[start of INFORMATION GIVEN]
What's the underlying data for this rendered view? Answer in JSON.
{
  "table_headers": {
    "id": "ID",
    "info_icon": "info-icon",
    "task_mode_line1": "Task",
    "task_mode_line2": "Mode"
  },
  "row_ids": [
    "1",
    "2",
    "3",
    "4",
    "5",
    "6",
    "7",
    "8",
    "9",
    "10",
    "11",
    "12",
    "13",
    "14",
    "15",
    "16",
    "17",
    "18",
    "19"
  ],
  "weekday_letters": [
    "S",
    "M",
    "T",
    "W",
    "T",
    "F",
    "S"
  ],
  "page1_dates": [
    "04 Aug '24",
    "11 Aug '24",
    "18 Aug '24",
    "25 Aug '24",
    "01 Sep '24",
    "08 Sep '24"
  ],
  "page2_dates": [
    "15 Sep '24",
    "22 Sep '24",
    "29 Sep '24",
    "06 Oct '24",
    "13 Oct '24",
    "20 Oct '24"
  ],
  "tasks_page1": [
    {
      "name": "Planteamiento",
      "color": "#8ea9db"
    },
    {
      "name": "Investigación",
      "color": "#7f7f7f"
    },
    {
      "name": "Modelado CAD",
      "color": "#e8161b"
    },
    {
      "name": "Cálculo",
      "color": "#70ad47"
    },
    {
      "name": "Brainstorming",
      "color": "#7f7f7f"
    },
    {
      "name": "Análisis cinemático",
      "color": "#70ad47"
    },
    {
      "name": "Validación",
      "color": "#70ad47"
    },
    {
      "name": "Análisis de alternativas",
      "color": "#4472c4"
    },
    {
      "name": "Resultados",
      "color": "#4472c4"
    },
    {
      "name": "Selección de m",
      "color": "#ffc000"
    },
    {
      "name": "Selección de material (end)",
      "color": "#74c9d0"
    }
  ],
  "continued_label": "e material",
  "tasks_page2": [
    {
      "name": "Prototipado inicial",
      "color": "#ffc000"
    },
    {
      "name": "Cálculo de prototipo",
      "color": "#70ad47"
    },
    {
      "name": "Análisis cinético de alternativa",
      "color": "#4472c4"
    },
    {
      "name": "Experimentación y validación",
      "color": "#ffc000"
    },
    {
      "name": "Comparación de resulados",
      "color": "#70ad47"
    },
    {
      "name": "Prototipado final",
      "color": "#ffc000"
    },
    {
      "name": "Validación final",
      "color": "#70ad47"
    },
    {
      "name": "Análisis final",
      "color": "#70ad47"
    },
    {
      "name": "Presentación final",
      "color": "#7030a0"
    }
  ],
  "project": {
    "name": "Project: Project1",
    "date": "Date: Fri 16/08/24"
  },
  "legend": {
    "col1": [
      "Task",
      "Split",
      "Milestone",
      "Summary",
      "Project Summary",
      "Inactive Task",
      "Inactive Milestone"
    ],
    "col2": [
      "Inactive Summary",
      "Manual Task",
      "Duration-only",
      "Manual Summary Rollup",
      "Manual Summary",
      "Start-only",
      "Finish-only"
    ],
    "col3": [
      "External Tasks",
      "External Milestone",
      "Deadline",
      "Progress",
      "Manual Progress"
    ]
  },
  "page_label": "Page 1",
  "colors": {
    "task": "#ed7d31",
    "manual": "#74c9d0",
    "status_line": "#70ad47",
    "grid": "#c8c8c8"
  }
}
[end of INFORMATION GIVEN]
- **WHAT IS ASKED**: Reproduce the material precisely, including every line.

- **SOLUTION TO THIS EXERCISE**:
What's the underlying data for this rendered view? Answer in JSON.
{
  "table_headers": {
    "id": "ID",
    "info_icon": "info-icon",
    "task_mode_line1": "Task",
    "task_mode_line2": "Mode"
  },
  "row_ids": [
    "1",
    "2",
    "3",
    "4",
    "5",
    "6",
    "7",
    "8",
    "9",
    "10",
    "11",
    "12",
    "13",
    "14",
    "15",
    "16",
    "17",
    "18",
    "19"
  ],
  "weekday_letters": [
    "S",
    "M",
    "T",
    "W",
    "T",
    "F",
    "S"
  ],
  "page1_dates": [
    "04 Aug '24",
    "11 Aug '24",
    "18 Aug '24",
    "25 Aug '24",
    "01 Sep '24",
    "08 Sep '24"
  ],
  "page2_dates": [
    "15 Sep '24",
    "22 Sep '24",
    "29 Sep '24",
    "06 Oct '24",
    "13 Oct '24",
    "20 Oct '24"
  ],
  "tasks_page1": [
    {
      "name": "Planteamiento",
      "color": "#8ea9db"
    },
    {
      "name": "Investigación",
      "color": "#7f7f7f"
    },
    {
      "name": "Modelado CAD",
      "color": "#e8161b"
    },
    {
      "name": "Cálculo",
      "color": "#70ad47"
    },
    {
      "name": "Brainstorming",
      "color": "#7f7f7f"
    },
    {
      "name": "Análisis cinemático",
      "color": "#70ad47"
    },
    {
      "name": "Validación",
      "color": "#70ad47"
    },
    {
      "name": "Análisis de alternativas",
      "color": "#4472c4"
    },
    {
      "name": "Resultados",
      "color": "#4472c4"
    },
    {
      "name": "Selección de m",
      "color": "#ffc000"
    },
    {
      "name": "Selección de material (end)",
      "color": "#74c9d0"
    }
  ],
  "continued_label": "e material",
  "tasks_page2": [
    {
      "name": "Prototipado inicial",
      "color": "#ffc000"
    },
    {
      "name": "Cálculo de prototipo",
      "color": "#70ad47"
    },
    {
      "name": "Análisis cinético de alternativa",
      "color": "#4472c4"
    },
    {
      "name": "Experimentación y validación",
      "color": "#ffc000"
    },
    {
      "name": "Comparación de resulados",
      "color": "#70ad47"
    },
    {
      "name": "Prototipado final",
      "color": "#ffc000"
    },
    {
      "name": "Validación final",
      "color": "#70ad47"
    },
    {
      "name": "Análisis final",
      "color": "#70ad47"
    },
    {
      "name": "Presentación final",
      "color": "#7030a0"
    }
  ],
  "project": {
    "name": "Project: Project1",
    "date": "Date: Fri 16/08/24"
  },
  "legend": {
    "col1": [
      "Task",
      "Split",
      "Milestone",
      "Summary",
      "Project Summary",
      "Inactive Task",
      "Inactive Milestone"
    ],
    "col2": [
      "Inactive Summary",
      "Manual Task",
      "Duration-only",
      "Manual Summary Rollup",
      "Manual Summary",
      "Start-only",
      "Finish-only"
    ],
    "col3": [
      "External Tasks",
      "External Milestone",
      "Deadline",
      "Progress",
      "Manual Progress"
    ]
  },
  "page_label": "Page 1",
  "colors": {
    "task": "#ed7d31",
    "manual": "#74c9d0",
    "status_line": "#70ad47",
    "grid": "#c8c8c8"
  }
}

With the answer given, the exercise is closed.